======== Information given

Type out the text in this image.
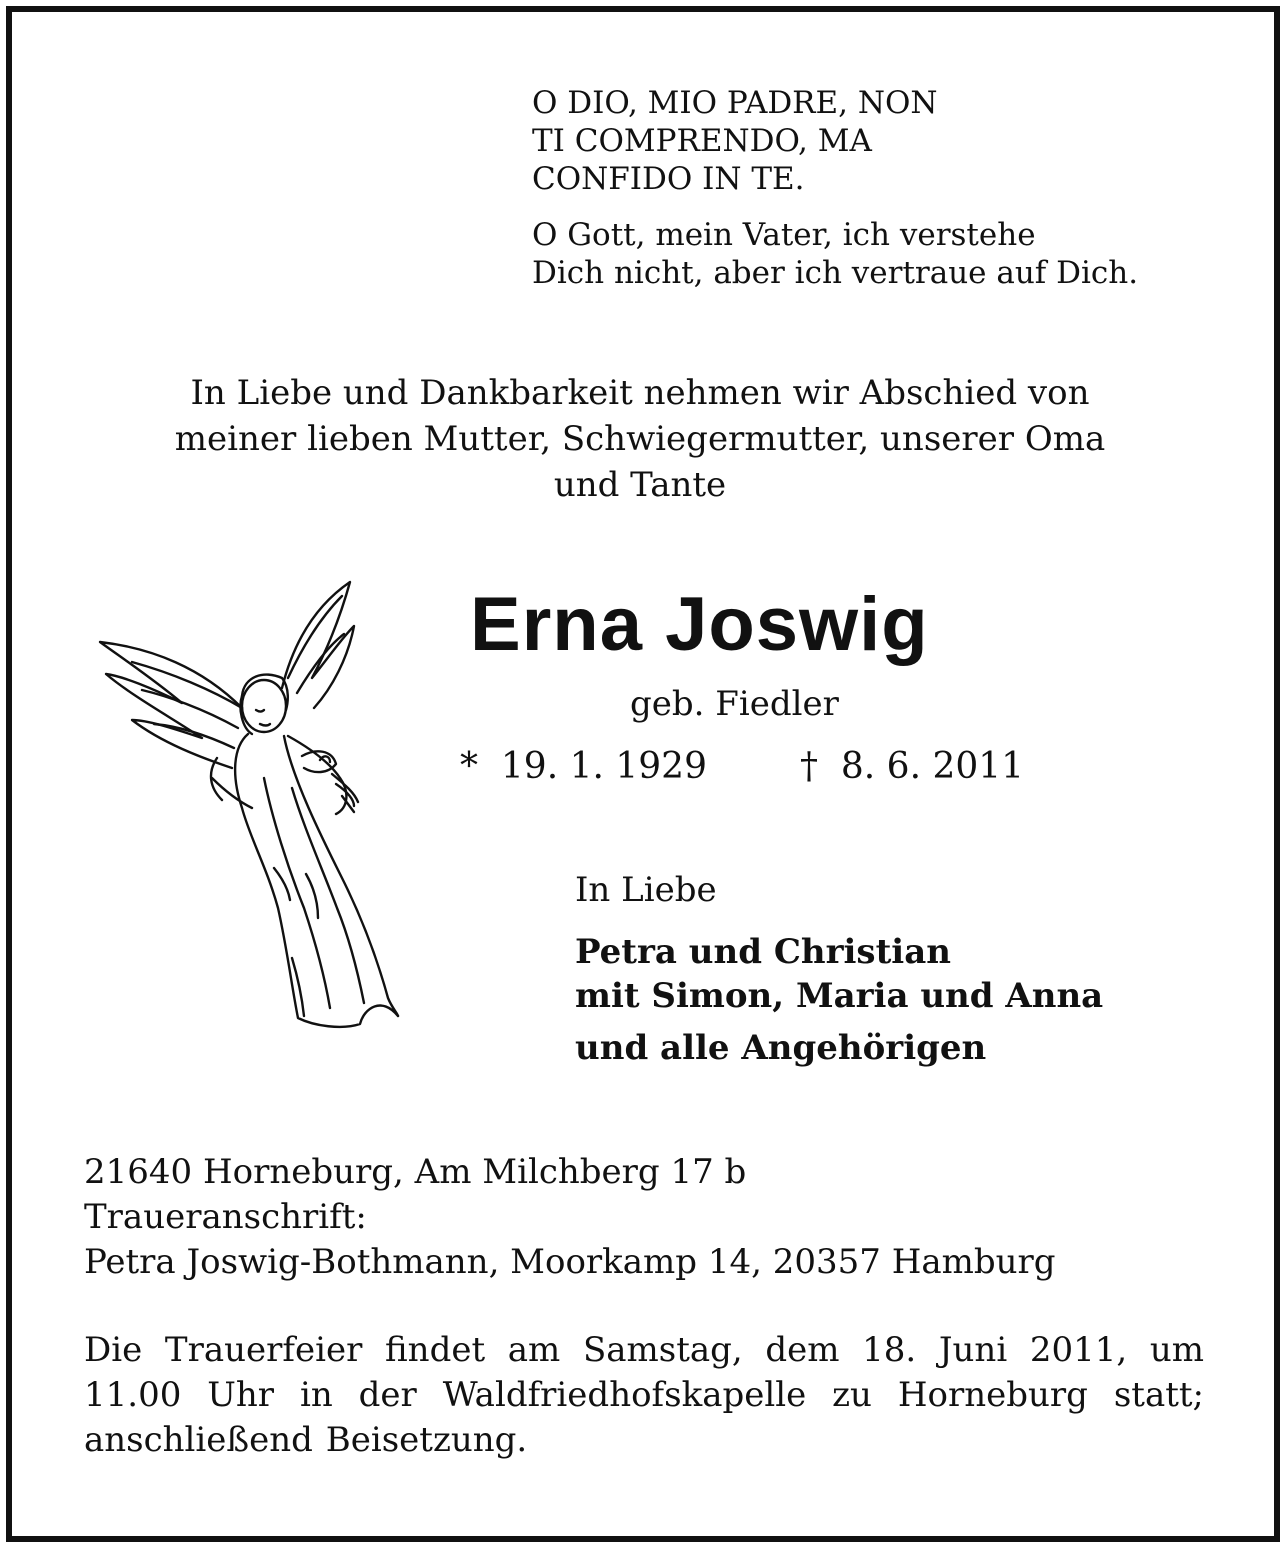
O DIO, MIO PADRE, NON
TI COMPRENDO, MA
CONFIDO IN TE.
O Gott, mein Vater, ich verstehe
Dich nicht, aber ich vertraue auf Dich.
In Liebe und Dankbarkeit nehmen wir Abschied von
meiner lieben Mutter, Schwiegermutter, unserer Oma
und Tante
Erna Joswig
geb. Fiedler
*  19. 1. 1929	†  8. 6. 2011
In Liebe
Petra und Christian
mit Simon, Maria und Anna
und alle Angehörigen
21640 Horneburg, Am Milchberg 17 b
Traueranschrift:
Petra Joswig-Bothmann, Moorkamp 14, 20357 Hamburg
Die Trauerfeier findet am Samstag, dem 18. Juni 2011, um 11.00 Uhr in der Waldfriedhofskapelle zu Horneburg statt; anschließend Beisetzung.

================

[Instructions for the task]
The records above need to be given again exactly. Omit the pictures.

[Task output]
Type out the text in this image.
O DIO, MIO PADRE, NON
TI COMPRENDO, MA
CONFIDO IN TE.
O Gott, mein Vater, ich verstehe
Dich nicht, aber ich vertraue auf Dich.
In Liebe und Dankbarkeit nehmen wir Abschied von
meiner lieben Mutter, Schwiegermutter, unserer Oma
und Tante
Erna Joswig
geb. Fiedler
*  19. 1. 1929	†  8. 6. 2011
In Liebe
Petra und Christian
mit Simon, Maria und Anna
und alle Angehörigen
21640 Horneburg, Am Milchberg 17 b
Traueranschrift:
Petra Joswig-Bothmann, Moorkamp 14, 20357 Hamburg
Die Trauerfeier findet am Samstag, dem 18. Juni 2011, um 11.00 Uhr in der Waldfriedhofskapelle zu Horneburg statt; anschließend Beisetzung.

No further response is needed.